Your task is to output the data exactly as it stands.

>> BEGIN

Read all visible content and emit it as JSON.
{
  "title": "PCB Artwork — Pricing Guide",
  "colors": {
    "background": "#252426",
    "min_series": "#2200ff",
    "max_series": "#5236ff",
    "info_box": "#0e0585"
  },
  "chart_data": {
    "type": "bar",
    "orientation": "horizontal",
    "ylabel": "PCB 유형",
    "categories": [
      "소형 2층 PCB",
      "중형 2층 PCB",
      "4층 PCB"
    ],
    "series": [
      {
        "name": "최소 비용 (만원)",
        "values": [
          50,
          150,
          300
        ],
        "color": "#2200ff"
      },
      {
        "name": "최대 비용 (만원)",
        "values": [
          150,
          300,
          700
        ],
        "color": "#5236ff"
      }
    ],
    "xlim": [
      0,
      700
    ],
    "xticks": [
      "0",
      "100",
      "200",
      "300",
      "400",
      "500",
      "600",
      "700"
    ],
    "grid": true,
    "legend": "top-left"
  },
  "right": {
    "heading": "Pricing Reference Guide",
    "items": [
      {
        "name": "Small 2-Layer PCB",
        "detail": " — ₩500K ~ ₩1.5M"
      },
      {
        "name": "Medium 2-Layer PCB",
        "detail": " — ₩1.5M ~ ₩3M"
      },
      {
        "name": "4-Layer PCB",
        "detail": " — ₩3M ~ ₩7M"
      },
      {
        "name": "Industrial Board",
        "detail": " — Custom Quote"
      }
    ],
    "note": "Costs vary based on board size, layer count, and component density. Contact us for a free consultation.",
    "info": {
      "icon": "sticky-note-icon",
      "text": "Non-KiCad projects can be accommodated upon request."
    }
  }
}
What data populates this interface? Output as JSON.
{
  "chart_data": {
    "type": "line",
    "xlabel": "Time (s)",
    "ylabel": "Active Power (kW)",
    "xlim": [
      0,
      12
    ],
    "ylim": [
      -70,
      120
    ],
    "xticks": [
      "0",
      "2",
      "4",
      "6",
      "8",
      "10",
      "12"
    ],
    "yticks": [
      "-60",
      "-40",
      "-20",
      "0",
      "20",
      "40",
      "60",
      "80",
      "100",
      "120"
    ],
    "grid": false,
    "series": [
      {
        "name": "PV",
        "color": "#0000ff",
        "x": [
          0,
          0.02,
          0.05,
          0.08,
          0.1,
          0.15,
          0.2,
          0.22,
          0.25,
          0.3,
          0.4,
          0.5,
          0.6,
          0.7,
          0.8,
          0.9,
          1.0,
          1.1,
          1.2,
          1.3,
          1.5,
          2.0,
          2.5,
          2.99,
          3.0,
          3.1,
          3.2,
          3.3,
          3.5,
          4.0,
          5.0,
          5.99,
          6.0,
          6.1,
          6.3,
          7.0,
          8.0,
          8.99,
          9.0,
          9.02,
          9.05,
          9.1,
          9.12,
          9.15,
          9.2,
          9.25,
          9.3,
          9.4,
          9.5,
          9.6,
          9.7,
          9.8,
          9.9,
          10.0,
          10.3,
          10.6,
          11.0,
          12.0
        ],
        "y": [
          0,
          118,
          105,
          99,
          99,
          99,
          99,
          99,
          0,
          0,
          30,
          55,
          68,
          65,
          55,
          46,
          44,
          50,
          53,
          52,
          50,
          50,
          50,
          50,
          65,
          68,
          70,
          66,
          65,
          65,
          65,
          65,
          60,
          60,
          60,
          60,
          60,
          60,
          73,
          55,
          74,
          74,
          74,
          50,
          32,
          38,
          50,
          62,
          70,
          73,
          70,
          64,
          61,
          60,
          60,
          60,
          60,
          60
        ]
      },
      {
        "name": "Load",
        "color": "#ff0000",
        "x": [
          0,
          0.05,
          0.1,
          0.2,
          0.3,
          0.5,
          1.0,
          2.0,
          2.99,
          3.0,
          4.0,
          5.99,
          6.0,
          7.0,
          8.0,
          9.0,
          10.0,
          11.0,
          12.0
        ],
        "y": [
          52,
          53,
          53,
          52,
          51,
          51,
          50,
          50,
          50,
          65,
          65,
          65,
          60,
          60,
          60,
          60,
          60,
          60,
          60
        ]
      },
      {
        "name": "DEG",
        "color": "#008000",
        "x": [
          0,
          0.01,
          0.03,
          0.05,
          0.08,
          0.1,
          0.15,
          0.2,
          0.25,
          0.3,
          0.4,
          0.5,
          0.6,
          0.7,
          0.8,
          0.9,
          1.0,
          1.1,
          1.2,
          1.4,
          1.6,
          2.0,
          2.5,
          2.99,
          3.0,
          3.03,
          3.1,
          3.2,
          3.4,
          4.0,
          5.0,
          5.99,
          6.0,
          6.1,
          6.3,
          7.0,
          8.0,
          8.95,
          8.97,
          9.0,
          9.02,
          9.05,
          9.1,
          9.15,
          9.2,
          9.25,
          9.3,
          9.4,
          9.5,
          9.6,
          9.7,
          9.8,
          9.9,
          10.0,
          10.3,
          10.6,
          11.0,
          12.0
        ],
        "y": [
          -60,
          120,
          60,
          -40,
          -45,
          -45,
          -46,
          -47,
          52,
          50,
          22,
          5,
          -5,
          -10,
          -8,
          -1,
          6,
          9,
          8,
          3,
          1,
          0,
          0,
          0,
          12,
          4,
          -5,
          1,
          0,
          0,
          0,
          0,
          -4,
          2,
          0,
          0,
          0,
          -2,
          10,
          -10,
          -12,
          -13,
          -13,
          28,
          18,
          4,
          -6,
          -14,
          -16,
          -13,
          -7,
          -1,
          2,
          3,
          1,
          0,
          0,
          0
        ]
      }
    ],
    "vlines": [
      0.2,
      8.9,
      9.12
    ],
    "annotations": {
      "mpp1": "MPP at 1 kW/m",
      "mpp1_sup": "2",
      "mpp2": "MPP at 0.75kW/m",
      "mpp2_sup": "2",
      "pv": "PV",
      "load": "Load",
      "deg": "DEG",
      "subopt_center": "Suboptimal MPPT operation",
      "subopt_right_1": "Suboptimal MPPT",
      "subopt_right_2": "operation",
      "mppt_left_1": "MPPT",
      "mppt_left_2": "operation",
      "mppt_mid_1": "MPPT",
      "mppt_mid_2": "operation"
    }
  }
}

>> END

* **Result for this exercise**
Read all visible content and emit it as JSON.
{
  "title": "PCB Artwork — Pricing Guide",
  "colors": {
    "background": "#252426",
    "min_series": "#2200ff",
    "max_series": "#5236ff",
    "info_box": "#0e0585"
  },
  "chart_data": {
    "type": "bar",
    "orientation": "horizontal",
    "ylabel": "PCB 유형",
    "categories": [
      "소형 2층 PCB",
      "중형 2층 PCB",
      "4층 PCB"
    ],
    "series": [
      {
        "name": "최소 비용 (만원)",
        "values": [
          50,
          150,
          300
        ],
        "color": "#2200ff"
      },
      {
        "name": "최대 비용 (만원)",
        "values": [
          150,
          300,
          700
        ],
        "color": "#5236ff"
      }
    ],
    "xlim": [
      0,
      700
    ],
    "xticks": [
      "0",
      "100",
      "200",
      "300",
      "400",
      "500",
      "600",
      "700"
    ],
    "grid": true,
    "legend": "top-left"
  },
  "right": {
    "heading": "Pricing Reference Guide",
    "items": [
      {
        "name": "Small 2-Layer PCB",
        "detail": " — ₩500K ~ ₩1.5M"
      },
      {
        "name": "Medium 2-Layer PCB",
        "detail": " — ₩1.5M ~ ₩3M"
      },
      {
        "name": "4-Layer PCB",
        "detail": " — ₩3M ~ ₩7M"
      },
      {
        "name": "Industrial Board",
        "detail": " — Custom Quote"
      }
    ],
    "note": "Costs vary based on board size, layer count, and component density. Contact us for a free consultation.",
    "info": {
      "icon": "sticky-note-icon",
      "text": "Non-KiCad projects can be accommodated upon request."
    }
  }
}
What data populates this interface? Output as JSON.
{
  "chart_data": {
    "type": "line",
    "xlabel": "Time (s)",
    "ylabel": "Active Power (kW)",
    "xlim": [
      0,
      12
    ],
    "ylim": [
      -70,
      120
    ],
    "xticks": [
      "0",
      "2",
      "4",
      "6",
      "8",
      "10",
      "12"
    ],
    "yticks": [
      "-60",
      "-40",
      "-20",
      "0",
      "20",
      "40",
      "60",
      "80",
      "100",
      "120"
    ],
    "grid": false,
    "series": [
      {
        "name": "PV",
        "color": "#0000ff",
        "x": [
          0,
          0.02,
          0.05,
          0.08,
          0.1,
          0.15,
          0.2,
          0.22,
          0.25,
          0.3,
          0.4,
          0.5,
          0.6,
          0.7,
          0.8,
          0.9,
          1.0,
          1.1,
          1.2,
          1.3,
          1.5,
          2.0,
          2.5,
          2.99,
          3.0,
          3.1,
          3.2,
          3.3,
          3.5,
          4.0,
          5.0,
          5.99,
          6.0,
          6.1,
          6.3,
          7.0,
          8.0,
          8.99,
          9.0,
          9.02,
          9.05,
          9.1,
          9.12,
          9.15,
          9.2,
          9.25,
          9.3,
          9.4,
          9.5,
          9.6,
          9.7,
          9.8,
          9.9,
          10.0,
          10.3,
          10.6,
          11.0,
          12.0
        ],
        "y": [
          0,
          118,
          105,
          99,
          99,
          99,
          99,
          99,
          0,
          0,
          30,
          55,
          68,
          65,
          55,
          46,
          44,
          50,
          53,
          52,
          50,
          50,
          50,
          50,
          65,
          68,
          70,
          66,
          65,
          65,
          65,
          65,
          60,
          60,
          60,
          60,
          60,
          60,
          73,
          55,
          74,
          74,
          74,
          50,
          32,
          38,
          50,
          62,
          70,
          73,
          70,
          64,
          61,
          60,
          60,
          60,
          60,
          60
        ]
      },
      {
        "name": "Load",
        "color": "#ff0000",
        "x": [
          0,
          0.05,
          0.1,
          0.2,
          0.3,
          0.5,
          1.0,
          2.0,
          2.99,
          3.0,
          4.0,
          5.99,
          6.0,
          7.0,
          8.0,
          9.0,
          10.0,
          11.0,
          12.0
        ],
        "y": [
          52,
          53,
          53,
          52,
          51,
          51,
          50,
          50,
          50,
          65,
          65,
          65,
          60,
          60,
          60,
          60,
          60,
          60,
          60
        ]
      },
      {
        "name": "DEG",
        "color": "#008000",
        "x": [
          0,
          0.01,
          0.03,
          0.05,
          0.08,
          0.1,
          0.15,
          0.2,
          0.25,
          0.3,
          0.4,
          0.5,
          0.6,
          0.7,
          0.8,
          0.9,
          1.0,
          1.1,
          1.2,
          1.4,
          1.6,
          2.0,
          2.5,
          2.99,
          3.0,
          3.03,
          3.1,
          3.2,
          3.4,
          4.0,
          5.0,
          5.99,
          6.0,
          6.1,
          6.3,
          7.0,
          8.0,
          8.95,
          8.97,
          9.0,
          9.02,
          9.05,
          9.1,
          9.15,
          9.2,
          9.25,
          9.3,
          9.4,
          9.5,
          9.6,
          9.7,
          9.8,
          9.9,
          10.0,
          10.3,
          10.6,
          11.0,
          12.0
        ],
        "y": [
          -60,
          120,
          60,
          -40,
          -45,
          -45,
          -46,
          -47,
          52,
          50,
          22,
          5,
          -5,
          -10,
          -8,
          -1,
          6,
          9,
          8,
          3,
          1,
          0,
          0,
          0,
          12,
          4,
          -5,
          1,
          0,
          0,
          0,
          0,
          -4,
          2,
          0,
          0,
          0,
          -2,
          10,
          -10,
          -12,
          -13,
          -13,
          28,
          18,
          4,
          -6,
          -14,
          -16,
          -13,
          -7,
          -1,
          2,
          3,
          1,
          0,
          0,
          0
        ]
      }
    ],
    "vlines": [
      0.2,
      8.9,
      9.12
    ],
    "annotations": {
      "mpp1": "MPP at 1 kW/m",
      "mpp1_sup": "2",
      "mpp2": "MPP at 0.75kW/m",
      "mpp2_sup": "2",
      "pv": "PV",
      "load": "Load",
      "deg": "DEG",
      "subopt_center": "Suboptimal MPPT operation",
      "subopt_right_1": "Suboptimal MPPT",
      "subopt_right_2": "operation",
      "mppt_left_1": "MPPT",
      "mppt_left_2": "operation",
      "mppt_mid_1": "MPPT",
      "mppt_mid_2": "operation"
    }
  }
}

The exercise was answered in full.